* [Task objective]
Your reply should be a single number: how many lines contain the string "Lightroom".

### Supplied records ###

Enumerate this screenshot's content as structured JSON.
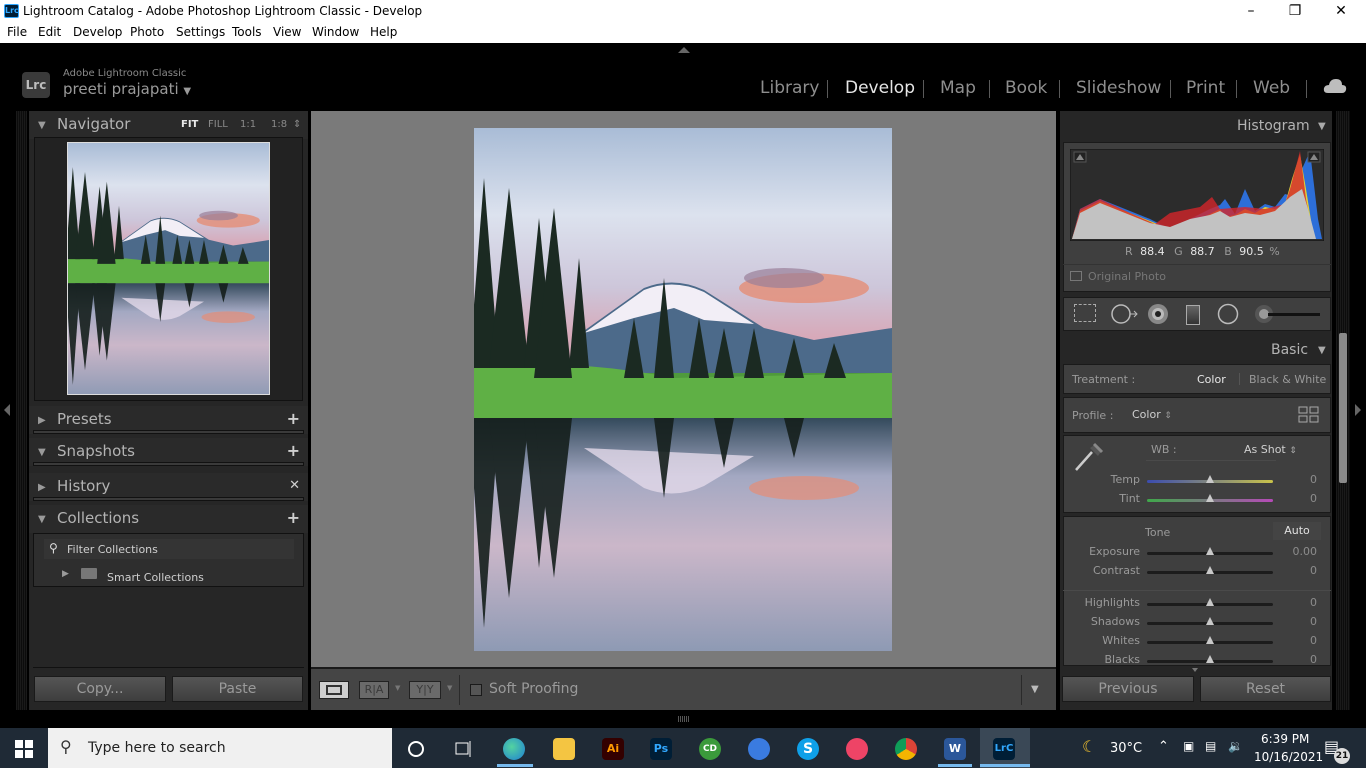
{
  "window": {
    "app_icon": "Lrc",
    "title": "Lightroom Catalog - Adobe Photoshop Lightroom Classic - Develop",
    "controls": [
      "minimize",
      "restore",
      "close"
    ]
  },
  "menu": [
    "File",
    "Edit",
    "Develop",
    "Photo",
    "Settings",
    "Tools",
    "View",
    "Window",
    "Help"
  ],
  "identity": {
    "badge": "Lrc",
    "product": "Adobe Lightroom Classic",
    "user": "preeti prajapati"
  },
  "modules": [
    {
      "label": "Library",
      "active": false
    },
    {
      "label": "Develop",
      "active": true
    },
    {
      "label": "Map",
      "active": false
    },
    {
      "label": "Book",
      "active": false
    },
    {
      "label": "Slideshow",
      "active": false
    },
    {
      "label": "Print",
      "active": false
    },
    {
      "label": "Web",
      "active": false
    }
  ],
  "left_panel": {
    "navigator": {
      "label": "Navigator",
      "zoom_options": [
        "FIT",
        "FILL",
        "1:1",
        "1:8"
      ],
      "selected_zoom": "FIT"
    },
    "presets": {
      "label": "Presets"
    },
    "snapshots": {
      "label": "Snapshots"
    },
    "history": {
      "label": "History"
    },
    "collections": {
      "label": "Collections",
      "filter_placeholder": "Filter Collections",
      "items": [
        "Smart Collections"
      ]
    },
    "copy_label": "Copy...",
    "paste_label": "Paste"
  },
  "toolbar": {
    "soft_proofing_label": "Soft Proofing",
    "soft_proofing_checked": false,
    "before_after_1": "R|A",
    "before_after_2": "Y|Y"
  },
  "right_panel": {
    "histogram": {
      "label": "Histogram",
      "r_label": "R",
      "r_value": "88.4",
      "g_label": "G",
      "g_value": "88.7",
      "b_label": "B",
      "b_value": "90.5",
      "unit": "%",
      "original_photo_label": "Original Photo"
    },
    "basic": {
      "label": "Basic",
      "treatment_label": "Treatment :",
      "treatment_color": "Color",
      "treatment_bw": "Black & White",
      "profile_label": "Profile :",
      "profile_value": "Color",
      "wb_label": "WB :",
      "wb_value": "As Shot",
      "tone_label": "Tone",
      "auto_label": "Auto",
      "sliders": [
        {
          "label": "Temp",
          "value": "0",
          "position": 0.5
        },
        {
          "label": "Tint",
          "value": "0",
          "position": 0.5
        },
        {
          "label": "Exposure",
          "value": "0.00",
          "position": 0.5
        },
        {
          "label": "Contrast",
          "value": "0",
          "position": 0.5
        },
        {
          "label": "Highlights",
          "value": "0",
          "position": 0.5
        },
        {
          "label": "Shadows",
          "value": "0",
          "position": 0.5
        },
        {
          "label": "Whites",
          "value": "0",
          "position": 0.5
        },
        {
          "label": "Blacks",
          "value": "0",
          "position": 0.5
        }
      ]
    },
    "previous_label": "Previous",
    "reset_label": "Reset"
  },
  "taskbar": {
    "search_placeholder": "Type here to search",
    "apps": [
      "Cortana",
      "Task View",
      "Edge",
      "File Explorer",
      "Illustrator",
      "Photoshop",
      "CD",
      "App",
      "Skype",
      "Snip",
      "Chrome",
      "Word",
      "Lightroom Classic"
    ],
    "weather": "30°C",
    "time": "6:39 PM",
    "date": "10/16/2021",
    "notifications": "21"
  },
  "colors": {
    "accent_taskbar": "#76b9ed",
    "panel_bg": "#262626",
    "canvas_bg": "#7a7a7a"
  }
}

###

* [Written response]
3